Annotated element listings
## Begin

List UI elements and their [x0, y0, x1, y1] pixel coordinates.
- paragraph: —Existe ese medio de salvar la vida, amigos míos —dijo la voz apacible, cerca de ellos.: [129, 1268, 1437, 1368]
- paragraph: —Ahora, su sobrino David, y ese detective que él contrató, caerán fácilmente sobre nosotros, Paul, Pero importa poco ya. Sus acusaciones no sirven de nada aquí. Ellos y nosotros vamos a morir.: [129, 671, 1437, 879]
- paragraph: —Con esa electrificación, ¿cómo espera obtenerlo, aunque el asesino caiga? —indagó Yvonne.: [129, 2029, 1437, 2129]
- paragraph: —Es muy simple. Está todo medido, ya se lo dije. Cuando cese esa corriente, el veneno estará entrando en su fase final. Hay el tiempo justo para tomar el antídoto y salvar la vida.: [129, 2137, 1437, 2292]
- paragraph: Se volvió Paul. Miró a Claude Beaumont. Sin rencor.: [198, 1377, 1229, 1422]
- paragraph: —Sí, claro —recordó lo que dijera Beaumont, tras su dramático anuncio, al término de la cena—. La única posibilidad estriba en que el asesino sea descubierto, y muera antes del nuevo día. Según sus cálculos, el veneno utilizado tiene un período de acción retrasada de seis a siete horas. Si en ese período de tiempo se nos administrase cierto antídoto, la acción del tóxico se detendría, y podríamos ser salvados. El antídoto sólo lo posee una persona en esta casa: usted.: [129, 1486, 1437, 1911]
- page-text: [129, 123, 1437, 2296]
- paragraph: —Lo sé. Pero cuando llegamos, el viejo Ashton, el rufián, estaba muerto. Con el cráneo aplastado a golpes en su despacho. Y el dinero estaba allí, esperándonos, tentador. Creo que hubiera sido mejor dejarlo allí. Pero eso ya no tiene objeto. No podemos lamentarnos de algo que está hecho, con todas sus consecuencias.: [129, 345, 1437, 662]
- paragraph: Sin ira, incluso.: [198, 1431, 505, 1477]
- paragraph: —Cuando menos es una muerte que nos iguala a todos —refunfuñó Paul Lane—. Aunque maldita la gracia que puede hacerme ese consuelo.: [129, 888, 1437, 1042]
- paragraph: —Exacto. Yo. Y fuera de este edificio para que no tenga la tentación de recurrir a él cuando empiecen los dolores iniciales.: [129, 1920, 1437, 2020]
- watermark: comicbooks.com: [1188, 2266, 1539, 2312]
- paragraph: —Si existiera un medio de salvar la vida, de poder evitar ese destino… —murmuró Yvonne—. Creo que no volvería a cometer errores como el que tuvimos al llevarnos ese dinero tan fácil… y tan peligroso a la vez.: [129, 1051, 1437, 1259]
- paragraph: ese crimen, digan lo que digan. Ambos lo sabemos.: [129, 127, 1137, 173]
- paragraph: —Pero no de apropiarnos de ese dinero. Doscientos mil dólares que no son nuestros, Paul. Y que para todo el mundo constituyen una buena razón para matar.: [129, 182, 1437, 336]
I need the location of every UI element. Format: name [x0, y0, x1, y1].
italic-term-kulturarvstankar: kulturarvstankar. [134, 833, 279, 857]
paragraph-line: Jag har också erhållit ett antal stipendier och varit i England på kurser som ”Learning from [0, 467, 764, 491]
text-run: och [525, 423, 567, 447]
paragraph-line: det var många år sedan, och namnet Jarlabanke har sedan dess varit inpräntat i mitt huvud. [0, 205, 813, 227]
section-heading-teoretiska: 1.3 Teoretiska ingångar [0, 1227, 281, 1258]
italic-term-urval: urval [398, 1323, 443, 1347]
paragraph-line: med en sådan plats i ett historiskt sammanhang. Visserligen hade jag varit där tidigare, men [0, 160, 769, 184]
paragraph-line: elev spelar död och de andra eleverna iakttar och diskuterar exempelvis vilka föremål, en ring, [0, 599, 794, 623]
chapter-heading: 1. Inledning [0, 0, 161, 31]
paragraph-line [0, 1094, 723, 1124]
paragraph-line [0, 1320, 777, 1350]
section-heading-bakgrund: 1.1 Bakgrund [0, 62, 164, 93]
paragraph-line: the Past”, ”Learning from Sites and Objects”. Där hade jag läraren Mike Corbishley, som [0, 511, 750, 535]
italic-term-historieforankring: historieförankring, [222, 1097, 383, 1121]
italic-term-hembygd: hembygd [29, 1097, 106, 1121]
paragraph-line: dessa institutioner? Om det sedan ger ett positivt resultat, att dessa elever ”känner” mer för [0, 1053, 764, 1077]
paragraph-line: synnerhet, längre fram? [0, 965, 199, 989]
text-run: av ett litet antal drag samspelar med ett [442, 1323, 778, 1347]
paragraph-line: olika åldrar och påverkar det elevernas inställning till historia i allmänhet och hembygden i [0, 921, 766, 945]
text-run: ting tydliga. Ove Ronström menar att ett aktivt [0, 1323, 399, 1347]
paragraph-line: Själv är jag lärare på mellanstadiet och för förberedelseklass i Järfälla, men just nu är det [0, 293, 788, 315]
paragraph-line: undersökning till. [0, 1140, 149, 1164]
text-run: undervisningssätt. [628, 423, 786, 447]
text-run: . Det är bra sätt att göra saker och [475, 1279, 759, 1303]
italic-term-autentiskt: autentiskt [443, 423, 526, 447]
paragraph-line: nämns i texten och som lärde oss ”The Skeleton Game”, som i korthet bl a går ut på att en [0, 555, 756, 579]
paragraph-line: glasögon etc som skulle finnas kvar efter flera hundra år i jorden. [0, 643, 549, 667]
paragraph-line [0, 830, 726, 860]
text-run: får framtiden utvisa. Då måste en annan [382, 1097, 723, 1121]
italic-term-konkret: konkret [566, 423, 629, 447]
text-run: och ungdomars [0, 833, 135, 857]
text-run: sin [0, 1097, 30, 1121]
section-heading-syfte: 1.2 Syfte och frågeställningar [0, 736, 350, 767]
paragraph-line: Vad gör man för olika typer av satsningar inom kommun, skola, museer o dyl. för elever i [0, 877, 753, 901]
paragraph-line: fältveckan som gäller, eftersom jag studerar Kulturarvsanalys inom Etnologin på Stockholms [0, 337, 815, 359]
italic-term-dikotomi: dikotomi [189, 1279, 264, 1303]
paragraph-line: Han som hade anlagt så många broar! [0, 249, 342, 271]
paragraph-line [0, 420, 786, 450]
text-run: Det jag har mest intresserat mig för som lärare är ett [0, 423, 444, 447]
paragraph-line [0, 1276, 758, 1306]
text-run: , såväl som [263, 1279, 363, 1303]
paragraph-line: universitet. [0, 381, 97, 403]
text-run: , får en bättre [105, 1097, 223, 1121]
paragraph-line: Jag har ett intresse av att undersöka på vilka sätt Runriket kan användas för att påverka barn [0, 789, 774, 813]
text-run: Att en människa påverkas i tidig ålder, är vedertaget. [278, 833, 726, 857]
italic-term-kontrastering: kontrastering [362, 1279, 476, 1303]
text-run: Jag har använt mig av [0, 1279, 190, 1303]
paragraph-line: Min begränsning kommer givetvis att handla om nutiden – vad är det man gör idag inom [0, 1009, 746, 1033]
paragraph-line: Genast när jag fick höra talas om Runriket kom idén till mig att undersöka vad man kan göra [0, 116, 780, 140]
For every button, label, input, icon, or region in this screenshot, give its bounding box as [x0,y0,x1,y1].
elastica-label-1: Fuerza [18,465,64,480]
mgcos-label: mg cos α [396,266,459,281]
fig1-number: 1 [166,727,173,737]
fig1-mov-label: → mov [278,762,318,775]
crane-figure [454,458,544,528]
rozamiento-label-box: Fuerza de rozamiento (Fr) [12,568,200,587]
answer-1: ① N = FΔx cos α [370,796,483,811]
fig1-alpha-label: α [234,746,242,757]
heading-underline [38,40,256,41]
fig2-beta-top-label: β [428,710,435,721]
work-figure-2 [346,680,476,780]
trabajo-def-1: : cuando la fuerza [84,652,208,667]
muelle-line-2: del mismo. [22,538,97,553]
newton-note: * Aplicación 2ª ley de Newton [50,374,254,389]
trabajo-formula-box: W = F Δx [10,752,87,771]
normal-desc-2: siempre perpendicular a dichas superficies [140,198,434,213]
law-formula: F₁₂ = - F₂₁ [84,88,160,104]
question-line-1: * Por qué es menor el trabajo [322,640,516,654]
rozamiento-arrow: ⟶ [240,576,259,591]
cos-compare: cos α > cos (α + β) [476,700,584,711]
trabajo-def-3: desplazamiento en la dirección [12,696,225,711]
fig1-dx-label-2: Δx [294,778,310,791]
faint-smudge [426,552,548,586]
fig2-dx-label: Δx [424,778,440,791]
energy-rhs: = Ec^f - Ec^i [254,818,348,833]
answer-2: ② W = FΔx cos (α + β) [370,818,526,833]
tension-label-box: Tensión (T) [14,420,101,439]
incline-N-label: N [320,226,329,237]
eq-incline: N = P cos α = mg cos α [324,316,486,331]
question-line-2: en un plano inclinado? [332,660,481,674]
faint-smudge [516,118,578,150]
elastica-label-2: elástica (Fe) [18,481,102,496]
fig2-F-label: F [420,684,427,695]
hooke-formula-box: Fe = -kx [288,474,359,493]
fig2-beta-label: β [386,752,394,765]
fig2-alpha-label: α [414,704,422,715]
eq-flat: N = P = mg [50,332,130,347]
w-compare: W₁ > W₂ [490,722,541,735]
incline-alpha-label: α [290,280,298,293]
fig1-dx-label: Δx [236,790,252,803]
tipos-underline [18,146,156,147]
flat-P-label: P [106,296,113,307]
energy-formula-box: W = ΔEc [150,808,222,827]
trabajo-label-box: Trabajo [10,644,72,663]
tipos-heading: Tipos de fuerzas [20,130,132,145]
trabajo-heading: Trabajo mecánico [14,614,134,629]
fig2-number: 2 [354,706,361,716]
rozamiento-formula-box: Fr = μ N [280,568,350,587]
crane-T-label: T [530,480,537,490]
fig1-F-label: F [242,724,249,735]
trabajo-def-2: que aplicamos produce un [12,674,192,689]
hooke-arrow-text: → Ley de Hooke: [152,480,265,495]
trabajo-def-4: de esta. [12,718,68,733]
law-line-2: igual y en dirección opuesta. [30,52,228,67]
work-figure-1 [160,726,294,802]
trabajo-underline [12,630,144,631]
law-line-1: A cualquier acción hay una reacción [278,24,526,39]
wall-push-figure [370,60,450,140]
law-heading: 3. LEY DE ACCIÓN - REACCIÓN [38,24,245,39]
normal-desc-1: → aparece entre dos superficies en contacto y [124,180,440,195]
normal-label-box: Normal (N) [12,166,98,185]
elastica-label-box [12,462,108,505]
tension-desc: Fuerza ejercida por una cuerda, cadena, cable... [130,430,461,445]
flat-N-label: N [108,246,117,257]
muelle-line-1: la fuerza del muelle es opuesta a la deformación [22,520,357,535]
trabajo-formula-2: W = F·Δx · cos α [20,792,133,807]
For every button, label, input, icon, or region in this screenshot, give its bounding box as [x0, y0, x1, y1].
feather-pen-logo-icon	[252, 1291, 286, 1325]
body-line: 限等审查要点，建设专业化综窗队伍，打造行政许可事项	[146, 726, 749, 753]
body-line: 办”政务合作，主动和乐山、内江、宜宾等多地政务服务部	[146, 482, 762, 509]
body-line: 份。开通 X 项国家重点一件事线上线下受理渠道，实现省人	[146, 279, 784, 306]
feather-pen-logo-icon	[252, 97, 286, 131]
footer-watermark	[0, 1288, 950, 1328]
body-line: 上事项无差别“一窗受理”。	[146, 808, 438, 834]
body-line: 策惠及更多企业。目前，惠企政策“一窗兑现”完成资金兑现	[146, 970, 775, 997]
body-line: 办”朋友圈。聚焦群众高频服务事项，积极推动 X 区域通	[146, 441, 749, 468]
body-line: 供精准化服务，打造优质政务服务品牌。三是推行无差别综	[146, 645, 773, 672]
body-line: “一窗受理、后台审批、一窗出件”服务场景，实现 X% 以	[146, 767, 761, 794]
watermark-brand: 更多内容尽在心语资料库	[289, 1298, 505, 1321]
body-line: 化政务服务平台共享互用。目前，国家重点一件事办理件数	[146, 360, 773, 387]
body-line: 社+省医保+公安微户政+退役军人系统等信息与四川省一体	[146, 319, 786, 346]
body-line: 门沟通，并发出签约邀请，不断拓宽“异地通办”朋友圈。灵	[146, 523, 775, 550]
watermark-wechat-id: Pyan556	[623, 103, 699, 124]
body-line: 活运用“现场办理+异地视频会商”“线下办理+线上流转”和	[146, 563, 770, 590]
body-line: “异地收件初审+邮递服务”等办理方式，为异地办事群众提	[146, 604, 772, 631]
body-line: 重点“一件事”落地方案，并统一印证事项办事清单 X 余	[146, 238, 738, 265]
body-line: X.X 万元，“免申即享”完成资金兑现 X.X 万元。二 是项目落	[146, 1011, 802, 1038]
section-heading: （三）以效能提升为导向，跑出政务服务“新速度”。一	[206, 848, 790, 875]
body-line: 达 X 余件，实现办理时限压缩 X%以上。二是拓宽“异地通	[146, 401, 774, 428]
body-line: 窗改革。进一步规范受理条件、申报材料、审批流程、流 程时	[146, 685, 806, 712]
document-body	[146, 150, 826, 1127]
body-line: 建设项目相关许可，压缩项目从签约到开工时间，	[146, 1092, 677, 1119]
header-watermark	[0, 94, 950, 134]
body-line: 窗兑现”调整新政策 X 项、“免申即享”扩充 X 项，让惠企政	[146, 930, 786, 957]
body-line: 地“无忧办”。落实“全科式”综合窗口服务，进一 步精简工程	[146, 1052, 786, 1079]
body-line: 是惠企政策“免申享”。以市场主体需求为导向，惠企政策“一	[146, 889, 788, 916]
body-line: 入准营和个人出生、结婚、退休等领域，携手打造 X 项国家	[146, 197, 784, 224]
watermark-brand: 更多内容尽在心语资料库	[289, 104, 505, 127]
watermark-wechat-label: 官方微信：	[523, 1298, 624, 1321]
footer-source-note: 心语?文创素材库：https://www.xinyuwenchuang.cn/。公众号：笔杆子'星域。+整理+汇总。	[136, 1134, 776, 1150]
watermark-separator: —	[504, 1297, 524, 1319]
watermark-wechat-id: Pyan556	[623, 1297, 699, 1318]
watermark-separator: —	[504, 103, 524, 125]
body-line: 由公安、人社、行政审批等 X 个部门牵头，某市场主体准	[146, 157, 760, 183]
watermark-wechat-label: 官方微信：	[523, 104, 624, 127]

## End

▶ [WHAT TO PRODUCE]
Repeat the lines above, from the first line up to and including the line with "- page-text: [129, 123, 1437, 2296]".

▶ [SOLUTION TO THE PROBLEM]
List UI elements and their [x0, y0, x1, y1] pixel coordinates.
- paragraph: —Existe ese medio de salvar la vida, amigos míos —dijo la voz apacible, cerca de ellos.: [129, 1268, 1437, 1368]
- paragraph: —Ahora, su sobrino David, y ese detective que él contrató, caerán fácilmente sobre nosotros, Paul, Pero importa poco ya. Sus acusaciones no sirven de nada aquí. Ellos y nosotros vamos a morir.: [129, 671, 1437, 879]
- paragraph: —Con esa electrificación, ¿cómo espera obtenerlo, aunque el asesino caiga? —indagó Yvonne.: [129, 2029, 1437, 2129]
- paragraph: —Es muy simple. Está todo medido, ya se lo dije. Cuando cese esa corriente, el veneno estará entrando en su fase final. Hay el tiempo justo para tomar el antídoto y salvar la vida.: [129, 2137, 1437, 2292]
- paragraph: Se volvió Paul. Miró a Claude Beaumont. Sin rencor.: [198, 1377, 1229, 1422]
- paragraph: —Sí, claro —recordó lo que dijera Beaumont, tras su dramático anuncio, al término de la cena—. La única posibilidad estriba en que el asesino sea descubierto, y muera antes del nuevo día. Según sus cálculos, el veneno utilizado tiene un período de acción retrasada de seis a siete horas. Si en ese período de tiempo se nos administrase cierto antídoto, la acción del tóxico se detendría, y podríamos ser salvados. El antídoto sólo lo posee una persona en esta casa: usted.: [129, 1486, 1437, 1911]
- page-text: [129, 123, 1437, 2296]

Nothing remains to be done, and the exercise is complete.